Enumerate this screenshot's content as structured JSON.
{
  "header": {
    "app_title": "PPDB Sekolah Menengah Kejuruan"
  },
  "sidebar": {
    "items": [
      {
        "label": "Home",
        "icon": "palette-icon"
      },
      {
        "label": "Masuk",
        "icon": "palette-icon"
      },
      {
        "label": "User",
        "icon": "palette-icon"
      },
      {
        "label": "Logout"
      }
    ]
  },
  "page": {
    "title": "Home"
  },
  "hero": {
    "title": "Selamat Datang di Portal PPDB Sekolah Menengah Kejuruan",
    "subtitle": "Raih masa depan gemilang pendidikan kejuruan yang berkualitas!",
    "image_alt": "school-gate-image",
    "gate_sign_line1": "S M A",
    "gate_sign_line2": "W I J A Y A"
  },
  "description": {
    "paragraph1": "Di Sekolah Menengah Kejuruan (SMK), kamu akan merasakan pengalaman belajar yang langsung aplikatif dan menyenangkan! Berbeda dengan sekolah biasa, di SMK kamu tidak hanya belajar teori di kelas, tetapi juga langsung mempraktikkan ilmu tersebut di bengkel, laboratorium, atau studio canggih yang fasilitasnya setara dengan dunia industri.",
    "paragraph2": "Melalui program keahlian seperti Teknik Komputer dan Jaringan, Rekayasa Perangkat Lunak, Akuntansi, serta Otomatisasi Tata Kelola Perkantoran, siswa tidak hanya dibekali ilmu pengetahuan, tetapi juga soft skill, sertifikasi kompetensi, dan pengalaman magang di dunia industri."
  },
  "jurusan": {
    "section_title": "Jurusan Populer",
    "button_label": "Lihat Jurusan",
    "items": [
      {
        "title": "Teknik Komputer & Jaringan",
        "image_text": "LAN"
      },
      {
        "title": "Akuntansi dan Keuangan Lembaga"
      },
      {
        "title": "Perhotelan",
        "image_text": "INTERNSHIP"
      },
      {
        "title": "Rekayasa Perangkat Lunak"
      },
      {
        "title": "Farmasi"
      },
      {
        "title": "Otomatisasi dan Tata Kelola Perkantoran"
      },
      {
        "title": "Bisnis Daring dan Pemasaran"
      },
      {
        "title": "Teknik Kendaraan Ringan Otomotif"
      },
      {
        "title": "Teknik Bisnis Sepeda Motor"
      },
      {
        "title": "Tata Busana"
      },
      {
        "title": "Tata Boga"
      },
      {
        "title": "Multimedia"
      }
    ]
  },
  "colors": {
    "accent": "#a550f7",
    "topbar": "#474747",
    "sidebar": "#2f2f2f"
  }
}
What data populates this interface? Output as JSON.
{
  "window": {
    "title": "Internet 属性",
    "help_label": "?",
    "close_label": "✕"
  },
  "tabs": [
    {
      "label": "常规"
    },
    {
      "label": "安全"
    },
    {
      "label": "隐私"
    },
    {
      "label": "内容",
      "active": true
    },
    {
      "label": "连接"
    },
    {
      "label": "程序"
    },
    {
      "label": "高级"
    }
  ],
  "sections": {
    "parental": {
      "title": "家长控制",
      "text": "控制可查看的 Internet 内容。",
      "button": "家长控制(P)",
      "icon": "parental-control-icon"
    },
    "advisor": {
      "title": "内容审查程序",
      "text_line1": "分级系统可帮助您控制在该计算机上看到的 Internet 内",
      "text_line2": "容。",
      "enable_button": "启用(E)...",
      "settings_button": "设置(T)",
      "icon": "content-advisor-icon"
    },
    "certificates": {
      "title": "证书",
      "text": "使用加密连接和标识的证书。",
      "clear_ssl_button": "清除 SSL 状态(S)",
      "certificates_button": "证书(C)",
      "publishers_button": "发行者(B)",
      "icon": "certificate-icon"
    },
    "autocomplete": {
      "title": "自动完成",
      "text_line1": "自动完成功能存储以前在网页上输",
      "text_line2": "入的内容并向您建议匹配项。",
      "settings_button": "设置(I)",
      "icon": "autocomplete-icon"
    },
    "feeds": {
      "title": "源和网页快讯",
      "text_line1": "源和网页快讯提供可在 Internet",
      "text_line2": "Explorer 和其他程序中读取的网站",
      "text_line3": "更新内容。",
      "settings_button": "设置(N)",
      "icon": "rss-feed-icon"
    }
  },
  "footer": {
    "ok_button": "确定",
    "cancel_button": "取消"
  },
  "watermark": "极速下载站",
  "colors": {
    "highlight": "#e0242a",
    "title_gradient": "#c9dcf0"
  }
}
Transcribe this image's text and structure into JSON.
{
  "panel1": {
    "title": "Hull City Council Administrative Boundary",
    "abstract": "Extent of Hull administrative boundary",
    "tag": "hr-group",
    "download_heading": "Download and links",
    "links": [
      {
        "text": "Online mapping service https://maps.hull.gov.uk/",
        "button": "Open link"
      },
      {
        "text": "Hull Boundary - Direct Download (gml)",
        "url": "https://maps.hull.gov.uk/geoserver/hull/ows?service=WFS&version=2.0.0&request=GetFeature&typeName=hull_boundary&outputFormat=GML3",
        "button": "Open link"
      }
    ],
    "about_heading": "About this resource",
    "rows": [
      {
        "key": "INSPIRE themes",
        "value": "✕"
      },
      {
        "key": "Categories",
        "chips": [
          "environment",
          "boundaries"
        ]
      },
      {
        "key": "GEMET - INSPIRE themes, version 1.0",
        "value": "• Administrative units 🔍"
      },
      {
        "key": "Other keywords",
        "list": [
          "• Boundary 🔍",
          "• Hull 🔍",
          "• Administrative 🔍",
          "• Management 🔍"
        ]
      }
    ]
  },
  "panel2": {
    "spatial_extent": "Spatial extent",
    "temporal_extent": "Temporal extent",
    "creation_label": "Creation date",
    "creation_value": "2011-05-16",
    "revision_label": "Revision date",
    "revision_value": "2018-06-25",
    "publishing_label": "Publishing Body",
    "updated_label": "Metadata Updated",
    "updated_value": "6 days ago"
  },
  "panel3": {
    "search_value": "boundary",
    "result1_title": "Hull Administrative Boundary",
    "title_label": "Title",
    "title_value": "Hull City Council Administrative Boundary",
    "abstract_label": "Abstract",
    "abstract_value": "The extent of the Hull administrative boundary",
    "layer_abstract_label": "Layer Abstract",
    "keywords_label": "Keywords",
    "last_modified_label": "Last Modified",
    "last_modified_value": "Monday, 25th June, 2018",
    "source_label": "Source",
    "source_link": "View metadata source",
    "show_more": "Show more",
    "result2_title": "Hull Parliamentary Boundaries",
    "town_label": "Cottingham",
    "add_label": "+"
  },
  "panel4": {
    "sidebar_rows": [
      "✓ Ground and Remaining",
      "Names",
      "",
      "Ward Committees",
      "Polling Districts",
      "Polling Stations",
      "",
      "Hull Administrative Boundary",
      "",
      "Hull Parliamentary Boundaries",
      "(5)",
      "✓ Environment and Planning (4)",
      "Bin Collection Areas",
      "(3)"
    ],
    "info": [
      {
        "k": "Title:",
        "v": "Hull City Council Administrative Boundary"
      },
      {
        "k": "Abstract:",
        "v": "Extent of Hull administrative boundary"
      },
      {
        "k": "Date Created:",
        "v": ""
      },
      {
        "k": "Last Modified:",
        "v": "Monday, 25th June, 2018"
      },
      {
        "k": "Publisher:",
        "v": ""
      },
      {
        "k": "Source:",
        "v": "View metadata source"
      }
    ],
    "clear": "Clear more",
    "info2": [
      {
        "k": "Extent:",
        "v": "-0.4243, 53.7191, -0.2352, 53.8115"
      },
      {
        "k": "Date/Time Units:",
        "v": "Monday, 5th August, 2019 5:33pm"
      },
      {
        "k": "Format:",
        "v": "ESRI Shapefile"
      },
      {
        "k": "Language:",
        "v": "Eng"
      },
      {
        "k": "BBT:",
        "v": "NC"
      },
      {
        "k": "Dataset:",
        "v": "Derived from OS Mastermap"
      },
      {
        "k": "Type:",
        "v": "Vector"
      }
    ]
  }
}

******

### Given task
Transcribe the data. Leave every line exactly as it is.

### Result of the task
Enumerate this screenshot's content as structured JSON.
{
  "header": {
    "app_title": "PPDB Sekolah Menengah Kejuruan"
  },
  "sidebar": {
    "items": [
      {
        "label": "Home",
        "icon": "palette-icon"
      },
      {
        "label": "Masuk",
        "icon": "palette-icon"
      },
      {
        "label": "User",
        "icon": "palette-icon"
      },
      {
        "label": "Logout"
      }
    ]
  },
  "page": {
    "title": "Home"
  },
  "hero": {
    "title": "Selamat Datang di Portal PPDB Sekolah Menengah Kejuruan",
    "subtitle": "Raih masa depan gemilang pendidikan kejuruan yang berkualitas!",
    "image_alt": "school-gate-image",
    "gate_sign_line1": "S M A",
    "gate_sign_line2": "W I J A Y A"
  },
  "description": {
    "paragraph1": "Di Sekolah Menengah Kejuruan (SMK), kamu akan merasakan pengalaman belajar yang langsung aplikatif dan menyenangkan! Berbeda dengan sekolah biasa, di SMK kamu tidak hanya belajar teori di kelas, tetapi juga langsung mempraktikkan ilmu tersebut di bengkel, laboratorium, atau studio canggih yang fasilitasnya setara dengan dunia industri.",
    "paragraph2": "Melalui program keahlian seperti Teknik Komputer dan Jaringan, Rekayasa Perangkat Lunak, Akuntansi, serta Otomatisasi Tata Kelola Perkantoran, siswa tidak hanya dibekali ilmu pengetahuan, tetapi juga soft skill, sertifikasi kompetensi, dan pengalaman magang di dunia industri."
  },
  "jurusan": {
    "section_title": "Jurusan Populer",
    "button_label": "Lihat Jurusan",
    "items": [
      {
        "title": "Teknik Komputer & Jaringan",
        "image_text": "LAN"
      },
      {
        "title": "Akuntansi dan Keuangan Lembaga"
      },
      {
        "title": "Perhotelan",
        "image_text": "INTERNSHIP"
      },
      {
        "title": "Rekayasa Perangkat Lunak"
      },
      {
        "title": "Farmasi"
      },
      {
        "title": "Otomatisasi dan Tata Kelola Perkantoran"
      },
      {
        "title": "Bisnis Daring dan Pemasaran"
      },
      {
        "title": "Teknik Kendaraan Ringan Otomotif"
      },
      {
        "title": "Teknik Bisnis Sepeda Motor"
      },
      {
        "title": "Tata Busana"
      },
      {
        "title": "Tata Boga"
      },
      {
        "title": "Multimedia"
      }
    ]
  },
  "colors": {
    "accent": "#a550f7",
    "topbar": "#474747",
    "sidebar": "#2f2f2f"
  }
}
What data populates this interface? Output as JSON.
{
  "window": {
    "title": "Internet 属性",
    "help_label": "?",
    "close_label": "✕"
  },
  "tabs": [
    {
      "label": "常规"
    },
    {
      "label": "安全"
    },
    {
      "label": "隐私"
    },
    {
      "label": "内容",
      "active": true
    },
    {
      "label": "连接"
    },
    {
      "label": "程序"
    },
    {
      "label": "高级"
    }
  ],
  "sections": {
    "parental": {
      "title": "家长控制",
      "text": "控制可查看的 Internet 内容。",
      "button": "家长控制(P)",
      "icon": "parental-control-icon"
    },
    "advisor": {
      "title": "内容审查程序",
      "text_line1": "分级系统可帮助您控制在该计算机上看到的 Internet 内",
      "text_line2": "容。",
      "enable_button": "启用(E)...",
      "settings_button": "设置(T)",
      "icon": "content-advisor-icon"
    },
    "certificates": {
      "title": "证书",
      "text": "使用加密连接和标识的证书。",
      "clear_ssl_button": "清除 SSL 状态(S)",
      "certificates_button": "证书(C)",
      "publishers_button": "发行者(B)",
      "icon": "certificate-icon"
    },
    "autocomplete": {
      "title": "自动完成",
      "text_line1": "自动完成功能存储以前在网页上输",
      "text_line2": "入的内容并向您建议匹配项。",
      "settings_button": "设置(I)",
      "icon": "autocomplete-icon"
    },
    "feeds": {
      "title": "源和网页快讯",
      "text_line1": "源和网页快讯提供可在 Internet",
      "text_line2": "Explorer 和其他程序中读取的网站",
      "text_line3": "更新内容。",
      "settings_button": "设置(N)",
      "icon": "rss-feed-icon"
    }
  },
  "footer": {
    "ok_button": "确定",
    "cancel_button": "取消"
  },
  "watermark": "极速下载站",
  "colors": {
    "highlight": "#e0242a",
    "title_gradient": "#c9dcf0"
  }
}
Transcribe this image's text and structure into JSON.
{
  "panel1": {
    "title": "Hull City Council Administrative Boundary",
    "abstract": "Extent of Hull administrative boundary",
    "tag": "hr-group",
    "download_heading": "Download and links",
    "links": [
      {
        "text": "Online mapping service https://maps.hull.gov.uk/",
        "button": "Open link"
      },
      {
        "text": "Hull Boundary - Direct Download (gml)",
        "url": "https://maps.hull.gov.uk/geoserver/hull/ows?service=WFS&version=2.0.0&request=GetFeature&typeName=hull_boundary&outputFormat=GML3",
        "button": "Open link"
      }
    ],
    "about_heading": "About this resource",
    "rows": [
      {
        "key": "INSPIRE themes",
        "value": "✕"
      },
      {
        "key": "Categories",
        "chips": [
          "environment",
          "boundaries"
        ]
      },
      {
        "key": "GEMET - INSPIRE themes, version 1.0",
        "value": "• Administrative units 🔍"
      },
      {
        "key": "Other keywords",
        "list": [
          "• Boundary 🔍",
          "• Hull 🔍",
          "• Administrative 🔍",
          "• Management 🔍"
        ]
      }
    ]
  },
  "panel2": {
    "spatial_extent": "Spatial extent",
    "temporal_extent": "Temporal extent",
    "creation_label": "Creation date",
    "creation_value": "2011-05-16",
    "revision_label": "Revision date",
    "revision_value": "2018-06-25",
    "publishing_label": "Publishing Body",
    "updated_label": "Metadata Updated",
    "updated_value": "6 days ago"
  },
  "panel3": {
    "search_value": "boundary",
    "result1_title": "Hull Administrative Boundary",
    "title_label": "Title",
    "title_value": "Hull City Council Administrative Boundary",
    "abstract_label": "Abstract",
    "abstract_value": "The extent of the Hull administrative boundary",
    "layer_abstract_label": "Layer Abstract",
    "keywords_label": "Keywords",
    "last_modified_label": "Last Modified",
    "last_modified_value": "Monday, 25th June, 2018",
    "source_label": "Source",
    "source_link": "View metadata source",
    "show_more": "Show more",
    "result2_title": "Hull Parliamentary Boundaries",
    "town_label": "Cottingham",
    "add_label": "+"
  },
  "panel4": {
    "sidebar_rows": [
      "✓ Ground and Remaining",
      "Names",
      "",
      "Ward Committees",
      "Polling Districts",
      "Polling Stations",
      "",
      "Hull Administrative Boundary",
      "",
      "Hull Parliamentary Boundaries",
      "(5)",
      "✓ Environment and Planning (4)",
      "Bin Collection Areas",
      "(3)"
    ],
    "info": [
      {
        "k": "Title:",
        "v": "Hull City Council Administrative Boundary"
      },
      {
        "k": "Abstract:",
        "v": "Extent of Hull administrative boundary"
      },
      {
        "k": "Date Created:",
        "v": ""
      },
      {
        "k": "Last Modified:",
        "v": "Monday, 25th June, 2018"
      },
      {
        "k": "Publisher:",
        "v": ""
      },
      {
        "k": "Source:",
        "v": "View metadata source"
      }
    ],
    "clear": "Clear more",
    "info2": [
      {
        "k": "Extent:",
        "v": "-0.4243, 53.7191, -0.2352, 53.8115"
      },
      {
        "k": "Date/Time Units:",
        "v": "Monday, 5th August, 2019 5:33pm"
      },
      {
        "k": "Format:",
        "v": "ESRI Shapefile"
      },
      {
        "k": "Language:",
        "v": "Eng"
      },
      {
        "k": "BBT:",
        "v": "NC"
      },
      {
        "k": "Dataset:",
        "v": "Derived from OS Mastermap"
      },
      {
        "k": "Type:",
        "v": "Vector"
      }
    ]
  }
}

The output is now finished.